**Task details**
Show all lines from the data that include the word "TFRB".

**Dataset listings of figures**
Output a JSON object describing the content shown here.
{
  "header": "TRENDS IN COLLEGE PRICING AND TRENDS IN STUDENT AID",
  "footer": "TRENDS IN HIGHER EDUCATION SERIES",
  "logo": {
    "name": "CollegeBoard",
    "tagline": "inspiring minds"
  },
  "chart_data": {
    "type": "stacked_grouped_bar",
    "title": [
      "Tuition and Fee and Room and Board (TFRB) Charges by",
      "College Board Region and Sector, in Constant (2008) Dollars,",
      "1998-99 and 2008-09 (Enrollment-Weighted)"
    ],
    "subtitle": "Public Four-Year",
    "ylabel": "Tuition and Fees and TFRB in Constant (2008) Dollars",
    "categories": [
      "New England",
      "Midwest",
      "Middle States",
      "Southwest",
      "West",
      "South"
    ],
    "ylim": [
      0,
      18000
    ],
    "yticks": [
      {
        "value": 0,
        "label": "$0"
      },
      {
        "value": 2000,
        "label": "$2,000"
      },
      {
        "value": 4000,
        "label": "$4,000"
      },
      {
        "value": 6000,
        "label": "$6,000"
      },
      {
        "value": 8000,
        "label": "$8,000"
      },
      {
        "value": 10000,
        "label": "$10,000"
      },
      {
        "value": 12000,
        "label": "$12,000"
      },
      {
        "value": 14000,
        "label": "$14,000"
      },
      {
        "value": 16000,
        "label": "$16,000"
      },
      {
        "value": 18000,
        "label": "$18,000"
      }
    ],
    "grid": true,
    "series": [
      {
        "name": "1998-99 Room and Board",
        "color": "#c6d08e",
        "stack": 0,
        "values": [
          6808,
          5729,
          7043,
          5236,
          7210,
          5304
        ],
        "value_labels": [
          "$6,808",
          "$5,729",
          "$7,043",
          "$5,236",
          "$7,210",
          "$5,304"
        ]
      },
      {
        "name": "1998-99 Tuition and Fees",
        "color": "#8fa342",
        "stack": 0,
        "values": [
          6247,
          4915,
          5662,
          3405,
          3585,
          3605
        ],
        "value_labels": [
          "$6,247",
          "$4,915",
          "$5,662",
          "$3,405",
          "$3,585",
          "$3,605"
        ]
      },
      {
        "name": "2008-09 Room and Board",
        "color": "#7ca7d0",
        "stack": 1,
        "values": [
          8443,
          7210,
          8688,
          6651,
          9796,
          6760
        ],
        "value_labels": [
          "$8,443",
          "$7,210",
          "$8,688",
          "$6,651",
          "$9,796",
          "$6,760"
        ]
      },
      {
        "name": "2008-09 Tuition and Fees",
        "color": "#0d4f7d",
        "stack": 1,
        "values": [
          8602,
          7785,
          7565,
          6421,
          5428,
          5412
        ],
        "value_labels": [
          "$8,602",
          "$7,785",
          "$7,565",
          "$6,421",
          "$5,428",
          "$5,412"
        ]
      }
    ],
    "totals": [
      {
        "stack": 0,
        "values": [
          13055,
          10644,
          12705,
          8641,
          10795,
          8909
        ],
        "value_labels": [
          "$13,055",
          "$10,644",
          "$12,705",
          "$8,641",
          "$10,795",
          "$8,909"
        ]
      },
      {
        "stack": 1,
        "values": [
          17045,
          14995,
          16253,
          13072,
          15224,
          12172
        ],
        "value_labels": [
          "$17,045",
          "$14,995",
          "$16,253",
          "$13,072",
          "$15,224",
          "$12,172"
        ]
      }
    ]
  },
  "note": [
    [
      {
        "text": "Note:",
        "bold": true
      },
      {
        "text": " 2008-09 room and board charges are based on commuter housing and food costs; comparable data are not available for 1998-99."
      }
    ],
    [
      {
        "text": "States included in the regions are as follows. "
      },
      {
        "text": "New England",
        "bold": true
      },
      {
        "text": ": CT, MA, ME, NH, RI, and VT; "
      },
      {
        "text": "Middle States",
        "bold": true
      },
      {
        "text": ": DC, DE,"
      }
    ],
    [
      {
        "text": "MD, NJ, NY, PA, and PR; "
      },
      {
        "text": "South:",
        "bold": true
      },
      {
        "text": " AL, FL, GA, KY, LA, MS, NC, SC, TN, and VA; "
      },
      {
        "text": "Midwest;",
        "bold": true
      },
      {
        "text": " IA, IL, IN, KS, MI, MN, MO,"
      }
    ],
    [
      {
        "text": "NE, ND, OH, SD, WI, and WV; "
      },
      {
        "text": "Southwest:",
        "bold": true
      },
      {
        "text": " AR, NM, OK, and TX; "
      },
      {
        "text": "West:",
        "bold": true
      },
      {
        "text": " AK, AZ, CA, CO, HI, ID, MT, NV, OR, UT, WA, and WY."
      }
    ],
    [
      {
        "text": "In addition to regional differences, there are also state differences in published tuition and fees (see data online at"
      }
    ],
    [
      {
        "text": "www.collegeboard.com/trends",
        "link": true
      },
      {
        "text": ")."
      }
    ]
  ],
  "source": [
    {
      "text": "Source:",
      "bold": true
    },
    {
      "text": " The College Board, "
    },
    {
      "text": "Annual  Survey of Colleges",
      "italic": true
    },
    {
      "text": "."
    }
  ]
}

**Result for this exercise**
      "Tuition and Fee and Room and Board (TFRB) Charges by",
    "ylabel": "Tuition and Fees and TFRB in Constant (2008) Dollars",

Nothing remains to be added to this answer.